===== RECORDED DATA

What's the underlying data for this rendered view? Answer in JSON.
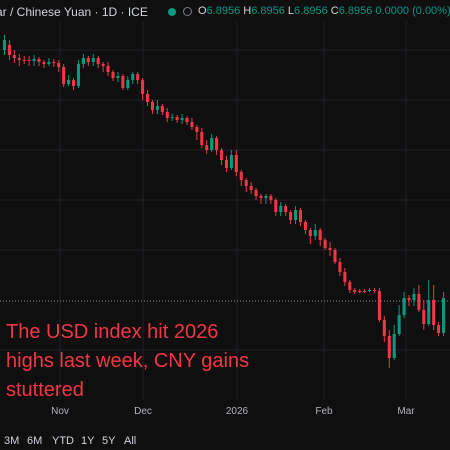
{
  "header": {
    "title": "ar / Chinese Yuan · 1D · ICE",
    "ohlc": [
      {
        "k": "O",
        "v": "6.8956"
      },
      {
        "k": "H",
        "v": "6.8956"
      },
      {
        "k": "L",
        "v": "6.8956"
      },
      {
        "k": "C",
        "v": "6.8956 0.0000 (0.00%)"
      }
    ],
    "icons": [
      "live-dot-icon",
      "status-ring-icon"
    ]
  },
  "annotation": {
    "lines": [
      "The USD index hit 2026",
      "highs last week, CNY gains",
      "stuttered"
    ],
    "color": "#f23645"
  },
  "range_buttons": [
    "3M",
    "6M",
    "YTD",
    "1Y",
    "5Y",
    "All"
  ],
  "colors": {
    "up": "#089981",
    "down": "#f23645",
    "bg": "#0f0f10",
    "grid": "#1e2026"
  },
  "chart_data": {
    "type": "candlestick",
    "x_ticks": [
      "Nov",
      "Dec",
      "2026",
      "Feb",
      "Mar"
    ],
    "last_close": 6.8956,
    "price_line_dotted": true,
    "grid": true,
    "candles": [
      [
        50,
        40,
        35,
        55
      ],
      [
        45,
        55,
        40,
        60
      ],
      [
        55,
        58,
        50,
        63
      ],
      [
        58,
        60,
        54,
        66
      ],
      [
        60,
        60,
        56,
        64
      ],
      [
        60,
        61,
        56,
        66
      ],
      [
        61,
        59,
        55,
        66
      ],
      [
        59,
        62,
        57,
        66
      ],
      [
        62,
        64,
        60,
        68
      ],
      [
        64,
        62,
        58,
        66
      ],
      [
        62,
        63,
        59,
        67
      ],
      [
        63,
        67,
        60,
        72
      ],
      [
        67,
        84,
        64,
        87
      ],
      [
        84,
        80,
        75,
        86
      ],
      [
        80,
        86,
        78,
        90
      ],
      [
        86,
        64,
        60,
        88
      ],
      [
        64,
        58,
        54,
        68
      ],
      [
        58,
        62,
        56,
        66
      ],
      [
        62,
        58,
        54,
        66
      ],
      [
        58,
        64,
        56,
        68
      ],
      [
        64,
        66,
        62,
        72
      ],
      [
        66,
        72,
        62,
        76
      ],
      [
        72,
        78,
        70,
        81
      ],
      [
        78,
        76,
        72,
        82
      ],
      [
        76,
        88,
        74,
        90
      ],
      [
        88,
        80,
        76,
        90
      ],
      [
        80,
        74,
        72,
        84
      ],
      [
        74,
        80,
        72,
        84
      ],
      [
        80,
        94,
        78,
        100
      ],
      [
        94,
        102,
        90,
        106
      ],
      [
        102,
        110,
        100,
        114
      ],
      [
        110,
        106,
        100,
        114
      ],
      [
        106,
        112,
        104,
        115
      ],
      [
        112,
        118,
        108,
        122
      ],
      [
        118,
        117,
        114,
        121
      ],
      [
        117,
        120,
        115,
        123
      ],
      [
        120,
        118,
        114,
        124
      ],
      [
        118,
        122,
        116,
        125
      ],
      [
        122,
        127,
        118,
        130
      ],
      [
        127,
        132,
        125,
        140
      ],
      [
        132,
        145,
        128,
        148
      ],
      [
        145,
        150,
        140,
        154
      ],
      [
        150,
        138,
        134,
        152
      ],
      [
        138,
        150,
        136,
        155
      ],
      [
        150,
        160,
        148,
        165
      ],
      [
        160,
        168,
        156,
        172
      ],
      [
        168,
        155,
        150,
        170
      ],
      [
        155,
        172,
        150,
        176
      ],
      [
        172,
        180,
        170,
        186
      ],
      [
        180,
        186,
        178,
        192
      ],
      [
        186,
        190,
        182,
        194
      ],
      [
        190,
        196,
        188,
        200
      ],
      [
        196,
        198,
        194,
        204
      ],
      [
        198,
        196,
        194,
        204
      ],
      [
        196,
        200,
        194,
        204
      ],
      [
        200,
        212,
        198,
        216
      ],
      [
        212,
        206,
        202,
        216
      ],
      [
        206,
        212,
        204,
        216
      ],
      [
        212,
        220,
        210,
        224
      ],
      [
        220,
        210,
        206,
        224
      ],
      [
        210,
        222,
        208,
        226
      ],
      [
        222,
        230,
        220,
        234
      ],
      [
        230,
        236,
        228,
        244
      ],
      [
        236,
        230,
        224,
        240
      ],
      [
        230,
        240,
        228,
        246
      ],
      [
        240,
        248,
        238,
        250
      ],
      [
        248,
        250,
        242,
        256
      ],
      [
        250,
        262,
        248,
        264
      ],
      [
        262,
        272,
        258,
        276
      ],
      [
        272,
        282,
        268,
        286
      ],
      [
        282,
        290,
        280,
        293
      ],
      [
        290,
        292,
        288,
        294
      ],
      [
        291,
        291,
        289,
        293
      ],
      [
        291,
        291,
        289,
        293
      ],
      [
        291,
        290,
        288,
        292
      ],
      [
        290,
        291,
        288,
        293
      ],
      [
        291,
        320,
        288,
        322
      ],
      [
        320,
        336,
        316,
        342
      ],
      [
        336,
        358,
        330,
        368
      ],
      [
        358,
        334,
        325,
        360
      ],
      [
        334,
        315,
        305,
        336
      ],
      [
        315,
        298,
        292,
        318
      ],
      [
        298,
        300,
        295,
        306
      ],
      [
        300,
        294,
        288,
        306
      ],
      [
        294,
        310,
        285,
        312
      ],
      [
        310,
        324,
        300,
        330
      ],
      [
        324,
        300,
        280,
        326
      ],
      [
        300,
        325,
        285,
        330
      ],
      [
        325,
        333,
        322,
        336
      ],
      [
        333,
        298,
        292,
        336
      ]
    ]
  }
}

==========

GIVEN INSTRUCTION
Set down every record once more, word for word, without pictures.

RESPONSE BELOW
What's the underlying data for this rendered view? Answer in JSON.
{
  "header": {
    "title": "ar / Chinese Yuan · 1D · ICE",
    "ohlc": [
      {
        "k": "O",
        "v": "6.8956"
      },
      {
        "k": "H",
        "v": "6.8956"
      },
      {
        "k": "L",
        "v": "6.8956"
      },
      {
        "k": "C",
        "v": "6.8956 0.0000 (0.00%)"
      }
    ],
    "icons": [
      "live-dot-icon",
      "status-ring-icon"
    ]
  },
  "annotation": {
    "lines": [
      "The USD index hit 2026",
      "highs last week, CNY gains",
      "stuttered"
    ],
    "color": "#f23645"
  },
  "range_buttons": [
    "3M",
    "6M",
    "YTD",
    "1Y",
    "5Y",
    "All"
  ],
  "colors": {
    "up": "#089981",
    "down": "#f23645",
    "bg": "#0f0f10",
    "grid": "#1e2026"
  },
  "chart_data": {
    "type": "candlestick",
    "x_ticks": [
      "Nov",
      "Dec",
      "2026",
      "Feb",
      "Mar"
    ],
    "last_close": 6.8956,
    "price_line_dotted": true,
    "grid": true,
    "candles": [
      [
        50,
        40,
        35,
        55
      ],
      [
        45,
        55,
        40,
        60
      ],
      [
        55,
        58,
        50,
        63
      ],
      [
        58,
        60,
        54,
        66
      ],
      [
        60,
        60,
        56,
        64
      ],
      [
        60,
        61,
        56,
        66
      ],
      [
        61,
        59,
        55,
        66
      ],
      [
        59,
        62,
        57,
        66
      ],
      [
        62,
        64,
        60,
        68
      ],
      [
        64,
        62,
        58,
        66
      ],
      [
        62,
        63,
        59,
        67
      ],
      [
        63,
        67,
        60,
        72
      ],
      [
        67,
        84,
        64,
        87
      ],
      [
        84,
        80,
        75,
        86
      ],
      [
        80,
        86,
        78,
        90
      ],
      [
        86,
        64,
        60,
        88
      ],
      [
        64,
        58,
        54,
        68
      ],
      [
        58,
        62,
        56,
        66
      ],
      [
        62,
        58,
        54,
        66
      ],
      [
        58,
        64,
        56,
        68
      ],
      [
        64,
        66,
        62,
        72
      ],
      [
        66,
        72,
        62,
        76
      ],
      [
        72,
        78,
        70,
        81
      ],
      [
        78,
        76,
        72,
        82
      ],
      [
        76,
        88,
        74,
        90
      ],
      [
        88,
        80,
        76,
        90
      ],
      [
        80,
        74,
        72,
        84
      ],
      [
        74,
        80,
        72,
        84
      ],
      [
        80,
        94,
        78,
        100
      ],
      [
        94,
        102,
        90,
        106
      ],
      [
        102,
        110,
        100,
        114
      ],
      [
        110,
        106,
        100,
        114
      ],
      [
        106,
        112,
        104,
        115
      ],
      [
        112,
        118,
        108,
        122
      ],
      [
        118,
        117,
        114,
        121
      ],
      [
        117,
        120,
        115,
        123
      ],
      [
        120,
        118,
        114,
        124
      ],
      [
        118,
        122,
        116,
        125
      ],
      [
        122,
        127,
        118,
        130
      ],
      [
        127,
        132,
        125,
        140
      ],
      [
        132,
        145,
        128,
        148
      ],
      [
        145,
        150,
        140,
        154
      ],
      [
        150,
        138,
        134,
        152
      ],
      [
        138,
        150,
        136,
        155
      ],
      [
        150,
        160,
        148,
        165
      ],
      [
        160,
        168,
        156,
        172
      ],
      [
        168,
        155,
        150,
        170
      ],
      [
        155,
        172,
        150,
        176
      ],
      [
        172,
        180,
        170,
        186
      ],
      [
        180,
        186,
        178,
        192
      ],
      [
        186,
        190,
        182,
        194
      ],
      [
        190,
        196,
        188,
        200
      ],
      [
        196,
        198,
        194,
        204
      ],
      [
        198,
        196,
        194,
        204
      ],
      [
        196,
        200,
        194,
        204
      ],
      [
        200,
        212,
        198,
        216
      ],
      [
        212,
        206,
        202,
        216
      ],
      [
        206,
        212,
        204,
        216
      ],
      [
        212,
        220,
        210,
        224
      ],
      [
        220,
        210,
        206,
        224
      ],
      [
        210,
        222,
        208,
        226
      ],
      [
        222,
        230,
        220,
        234
      ],
      [
        230,
        236,
        228,
        244
      ],
      [
        236,
        230,
        224,
        240
      ],
      [
        230,
        240,
        228,
        246
      ],
      [
        240,
        248,
        238,
        250
      ],
      [
        248,
        250,
        242,
        256
      ],
      [
        250,
        262,
        248,
        264
      ],
      [
        262,
        272,
        258,
        276
      ],
      [
        272,
        282,
        268,
        286
      ],
      [
        282,
        290,
        280,
        293
      ],
      [
        290,
        292,
        288,
        294
      ],
      [
        291,
        291,
        289,
        293
      ],
      [
        291,
        291,
        289,
        293
      ],
      [
        291,
        290,
        288,
        292
      ],
      [
        290,
        291,
        288,
        293
      ],
      [
        291,
        320,
        288,
        322
      ],
      [
        320,
        336,
        316,
        342
      ],
      [
        336,
        358,
        330,
        368
      ],
      [
        358,
        334,
        325,
        360
      ],
      [
        334,
        315,
        305,
        336
      ],
      [
        315,
        298,
        292,
        318
      ],
      [
        298,
        300,
        295,
        306
      ],
      [
        300,
        294,
        288,
        306
      ],
      [
        294,
        310,
        285,
        312
      ],
      [
        310,
        324,
        300,
        330
      ],
      [
        324,
        300,
        280,
        326
      ],
      [
        300,
        325,
        285,
        330
      ],
      [
        325,
        333,
        322,
        336
      ],
      [
        333,
        298,
        292,
        336
      ]
    ]
  }
}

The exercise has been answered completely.